**PROBLEM REQUIREMENTS**
Scan the data below for the string "даже". Show every line where it turns up.

**Entries from a dataset**

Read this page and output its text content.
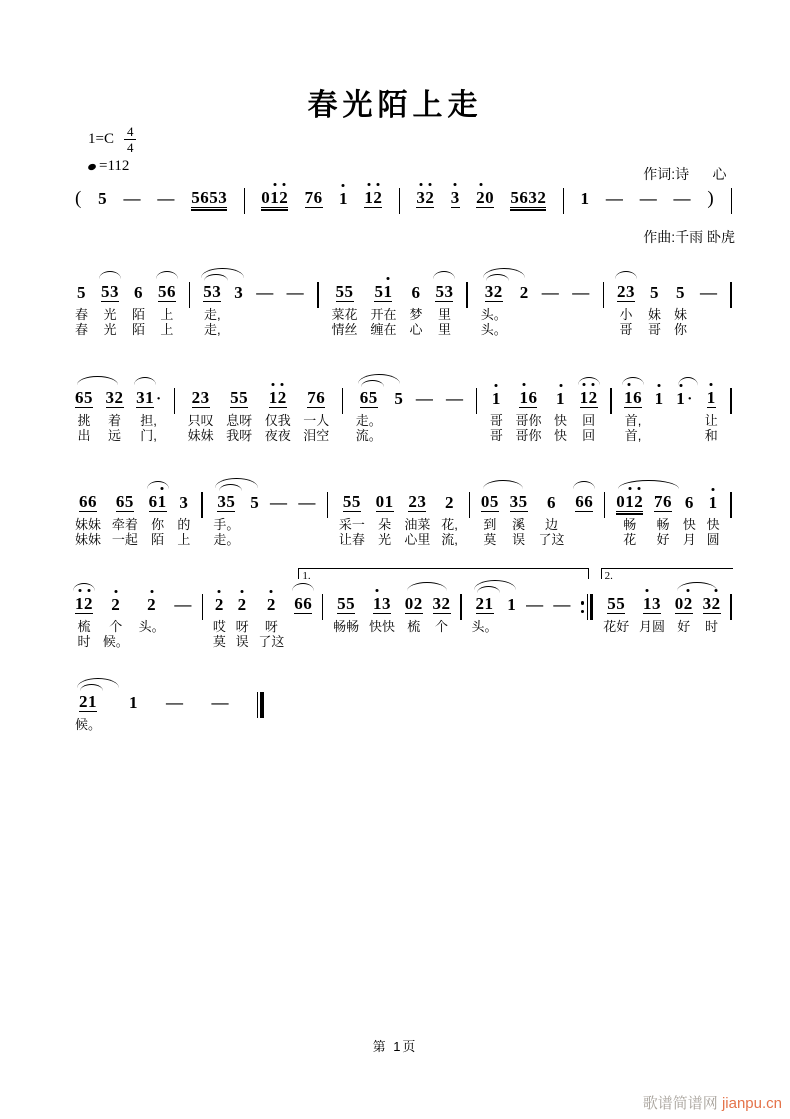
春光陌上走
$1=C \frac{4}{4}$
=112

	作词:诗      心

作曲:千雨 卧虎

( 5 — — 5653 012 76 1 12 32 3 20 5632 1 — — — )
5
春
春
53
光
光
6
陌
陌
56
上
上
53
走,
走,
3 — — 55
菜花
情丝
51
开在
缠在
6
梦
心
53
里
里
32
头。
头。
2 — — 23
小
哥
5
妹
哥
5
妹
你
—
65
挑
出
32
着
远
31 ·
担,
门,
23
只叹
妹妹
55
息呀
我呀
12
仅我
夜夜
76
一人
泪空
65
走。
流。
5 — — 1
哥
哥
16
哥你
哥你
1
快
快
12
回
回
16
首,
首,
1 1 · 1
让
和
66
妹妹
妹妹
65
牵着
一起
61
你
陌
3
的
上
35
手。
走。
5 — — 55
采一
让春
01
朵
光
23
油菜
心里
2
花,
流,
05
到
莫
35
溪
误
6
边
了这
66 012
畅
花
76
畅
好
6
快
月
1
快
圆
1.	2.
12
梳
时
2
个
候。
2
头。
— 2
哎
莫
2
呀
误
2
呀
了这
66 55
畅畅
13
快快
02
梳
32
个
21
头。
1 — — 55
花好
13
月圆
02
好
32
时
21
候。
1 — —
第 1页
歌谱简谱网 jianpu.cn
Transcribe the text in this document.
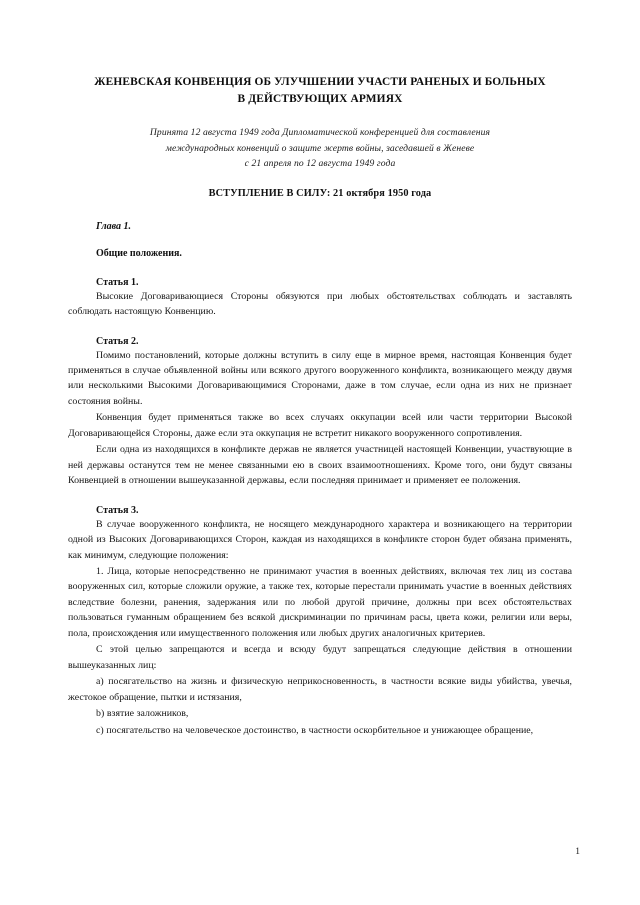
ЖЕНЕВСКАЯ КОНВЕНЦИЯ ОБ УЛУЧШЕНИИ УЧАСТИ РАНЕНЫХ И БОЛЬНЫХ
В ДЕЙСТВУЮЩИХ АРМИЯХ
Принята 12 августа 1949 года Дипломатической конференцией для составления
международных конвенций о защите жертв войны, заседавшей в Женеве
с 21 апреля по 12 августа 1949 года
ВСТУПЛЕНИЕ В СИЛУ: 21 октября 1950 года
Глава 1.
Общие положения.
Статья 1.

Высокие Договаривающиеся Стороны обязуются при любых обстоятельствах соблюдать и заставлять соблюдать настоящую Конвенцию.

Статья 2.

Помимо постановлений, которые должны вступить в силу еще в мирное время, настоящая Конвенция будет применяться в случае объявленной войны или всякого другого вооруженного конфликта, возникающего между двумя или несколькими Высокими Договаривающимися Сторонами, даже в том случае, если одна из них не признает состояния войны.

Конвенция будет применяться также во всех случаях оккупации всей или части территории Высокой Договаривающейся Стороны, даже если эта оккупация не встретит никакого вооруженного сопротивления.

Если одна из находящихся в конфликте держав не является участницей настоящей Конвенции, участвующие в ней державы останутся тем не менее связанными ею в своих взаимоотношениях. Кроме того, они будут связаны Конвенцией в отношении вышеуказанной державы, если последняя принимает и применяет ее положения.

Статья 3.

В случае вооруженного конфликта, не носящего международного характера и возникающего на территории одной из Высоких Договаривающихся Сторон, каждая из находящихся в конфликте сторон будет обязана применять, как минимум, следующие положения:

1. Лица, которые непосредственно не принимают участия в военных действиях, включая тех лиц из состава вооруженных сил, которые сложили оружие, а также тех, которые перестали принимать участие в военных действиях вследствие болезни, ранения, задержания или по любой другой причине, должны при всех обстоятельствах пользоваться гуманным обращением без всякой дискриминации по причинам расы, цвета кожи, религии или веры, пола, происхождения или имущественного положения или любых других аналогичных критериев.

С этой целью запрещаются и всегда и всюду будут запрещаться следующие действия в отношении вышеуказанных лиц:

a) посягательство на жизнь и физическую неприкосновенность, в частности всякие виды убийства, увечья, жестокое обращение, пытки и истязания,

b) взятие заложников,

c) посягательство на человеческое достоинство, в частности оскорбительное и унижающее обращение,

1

**RESULT**
Помимо постановлений, которые должны вступить в силу еще в мирное время, настоящая Конвенция будет применяться в случае объявленной войны или всякого другого вооруженного конфликта, возникающего между двумя или несколькими Высокими Договаривающимися Сторонами, даже в том случае, если одна из них не признает состояния войны.
Конвенция будет применяться также во всех случаях оккупации всей или части территории Высокой Договаривающейся Стороны, даже если эта оккупация не встретит никакого вооруженного сопротивления.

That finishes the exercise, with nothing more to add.